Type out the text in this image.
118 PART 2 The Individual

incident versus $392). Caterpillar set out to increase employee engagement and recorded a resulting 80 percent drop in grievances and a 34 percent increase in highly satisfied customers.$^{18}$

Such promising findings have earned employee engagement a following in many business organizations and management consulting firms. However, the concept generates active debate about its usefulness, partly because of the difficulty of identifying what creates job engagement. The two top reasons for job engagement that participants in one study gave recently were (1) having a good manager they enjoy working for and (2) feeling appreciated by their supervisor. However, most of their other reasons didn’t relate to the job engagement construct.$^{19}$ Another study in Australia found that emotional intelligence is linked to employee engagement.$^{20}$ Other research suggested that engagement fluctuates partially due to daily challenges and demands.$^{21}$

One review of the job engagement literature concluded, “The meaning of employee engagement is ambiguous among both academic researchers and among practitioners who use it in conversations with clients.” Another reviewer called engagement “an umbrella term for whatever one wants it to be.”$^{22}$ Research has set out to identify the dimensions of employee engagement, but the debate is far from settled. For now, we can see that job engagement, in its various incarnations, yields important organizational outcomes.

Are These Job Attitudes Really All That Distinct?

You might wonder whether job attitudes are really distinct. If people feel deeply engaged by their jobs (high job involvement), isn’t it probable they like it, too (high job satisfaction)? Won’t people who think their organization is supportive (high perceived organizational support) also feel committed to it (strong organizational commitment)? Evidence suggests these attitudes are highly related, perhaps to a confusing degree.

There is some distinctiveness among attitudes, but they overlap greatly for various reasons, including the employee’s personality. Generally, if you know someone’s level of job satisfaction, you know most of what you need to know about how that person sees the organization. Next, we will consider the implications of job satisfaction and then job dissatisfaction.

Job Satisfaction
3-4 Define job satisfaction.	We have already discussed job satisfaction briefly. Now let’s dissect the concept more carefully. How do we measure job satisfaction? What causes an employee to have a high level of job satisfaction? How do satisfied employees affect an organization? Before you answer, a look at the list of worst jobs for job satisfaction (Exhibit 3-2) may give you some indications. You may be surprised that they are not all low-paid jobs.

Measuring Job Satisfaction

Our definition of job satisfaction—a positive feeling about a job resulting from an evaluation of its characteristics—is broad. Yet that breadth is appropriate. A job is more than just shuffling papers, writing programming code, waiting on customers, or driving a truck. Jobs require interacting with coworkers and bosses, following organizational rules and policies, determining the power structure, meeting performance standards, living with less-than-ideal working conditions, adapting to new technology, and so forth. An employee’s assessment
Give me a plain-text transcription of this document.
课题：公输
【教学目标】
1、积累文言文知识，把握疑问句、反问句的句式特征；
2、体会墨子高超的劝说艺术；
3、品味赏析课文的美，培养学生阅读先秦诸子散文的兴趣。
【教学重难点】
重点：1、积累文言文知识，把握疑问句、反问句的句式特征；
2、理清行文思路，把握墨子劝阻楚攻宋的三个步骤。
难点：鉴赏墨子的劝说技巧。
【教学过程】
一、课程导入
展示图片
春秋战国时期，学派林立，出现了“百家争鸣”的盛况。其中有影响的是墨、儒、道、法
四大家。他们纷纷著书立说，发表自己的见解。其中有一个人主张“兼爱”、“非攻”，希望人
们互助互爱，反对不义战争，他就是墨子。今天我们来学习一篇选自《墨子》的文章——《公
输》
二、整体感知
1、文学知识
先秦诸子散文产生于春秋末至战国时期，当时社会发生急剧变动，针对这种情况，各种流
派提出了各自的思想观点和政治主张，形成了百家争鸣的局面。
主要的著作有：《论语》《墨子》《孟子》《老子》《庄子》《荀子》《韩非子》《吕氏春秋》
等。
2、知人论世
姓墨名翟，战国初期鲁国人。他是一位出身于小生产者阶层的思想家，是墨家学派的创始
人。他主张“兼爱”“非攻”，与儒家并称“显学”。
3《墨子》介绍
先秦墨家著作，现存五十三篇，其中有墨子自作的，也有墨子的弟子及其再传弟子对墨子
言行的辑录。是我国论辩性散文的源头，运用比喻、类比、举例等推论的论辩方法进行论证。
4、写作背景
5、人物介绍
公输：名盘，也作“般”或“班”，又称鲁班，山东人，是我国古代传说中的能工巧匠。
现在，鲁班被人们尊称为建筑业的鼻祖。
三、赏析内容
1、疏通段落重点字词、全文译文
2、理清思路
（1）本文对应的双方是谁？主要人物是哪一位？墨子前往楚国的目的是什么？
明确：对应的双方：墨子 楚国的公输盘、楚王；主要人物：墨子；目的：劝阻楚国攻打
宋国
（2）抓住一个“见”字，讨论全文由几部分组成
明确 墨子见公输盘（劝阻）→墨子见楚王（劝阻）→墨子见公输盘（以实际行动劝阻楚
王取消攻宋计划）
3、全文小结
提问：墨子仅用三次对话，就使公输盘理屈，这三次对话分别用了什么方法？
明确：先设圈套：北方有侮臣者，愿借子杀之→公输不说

◆ ◆ ◆ ◆ ◆ ◆ ◆

WHAT IS REQUIRED → Everything from the line containing "Give me a plain-text" to the end of the data above should be quoted exactly, please, both ends included, and nothing outside that span.

OUTPUT →
Give me a plain-text transcription of this document.
课题：公输
【教学目标】
1、积累文言文知识，把握疑问句、反问句的句式特征；
2、体会墨子高超的劝说艺术；
3、品味赏析课文的美，培养学生阅读先秦诸子散文的兴趣。
【教学重难点】
重点：1、积累文言文知识，把握疑问句、反问句的句式特征；
2、理清行文思路，把握墨子劝阻楚攻宋的三个步骤。
难点：鉴赏墨子的劝说技巧。
【教学过程】
一、课程导入
展示图片
春秋战国时期，学派林立，出现了“百家争鸣”的盛况。其中有影响的是墨、儒、道、法
四大家。他们纷纷著书立说，发表自己的见解。其中有一个人主张“兼爱”、“非攻”，希望人
们互助互爱，反对不义战争，他就是墨子。今天我们来学习一篇选自《墨子》的文章——《公
输》
二、整体感知
1、文学知识
先秦诸子散文产生于春秋末至战国时期，当时社会发生急剧变动，针对这种情况，各种流
派提出了各自的思想观点和政治主张，形成了百家争鸣的局面。
主要的著作有：《论语》《墨子》《孟子》《老子》《庄子》《荀子》《韩非子》《吕氏春秋》
等。
2、知人论世
姓墨名翟，战国初期鲁国人。他是一位出身于小生产者阶层的思想家，是墨家学派的创始
人。他主张“兼爱”“非攻”，与儒家并称“显学”。
3《墨子》介绍
先秦墨家著作，现存五十三篇，其中有墨子自作的，也有墨子的弟子及其再传弟子对墨子
言行的辑录。是我国论辩性散文的源头，运用比喻、类比、举例等推论的论辩方法进行论证。
4、写作背景
5、人物介绍
公输：名盘，也作“般”或“班”，又称鲁班，山东人，是我国古代传说中的能工巧匠。
现在，鲁班被人们尊称为建筑业的鼻祖。
三、赏析内容
1、疏通段落重点字词、全文译文
2、理清思路
（1）本文对应的双方是谁？主要人物是哪一位？墨子前往楚国的目的是什么？
明确：对应的双方：墨子 楚国的公输盘、楚王；主要人物：墨子；目的：劝阻楚国攻打
宋国
（2）抓住一个“见”字，讨论全文由几部分组成
明确 墨子见公输盘（劝阻）→墨子见楚王（劝阻）→墨子见公输盘（以实际行动劝阻楚
王取消攻宋计划）
3、全文小结
提问：墨子仅用三次对话，就使公输盘理屈，这三次对话分别用了什么方法？
明确：先设圈套：北方有侮臣者，愿借子杀之→公输不说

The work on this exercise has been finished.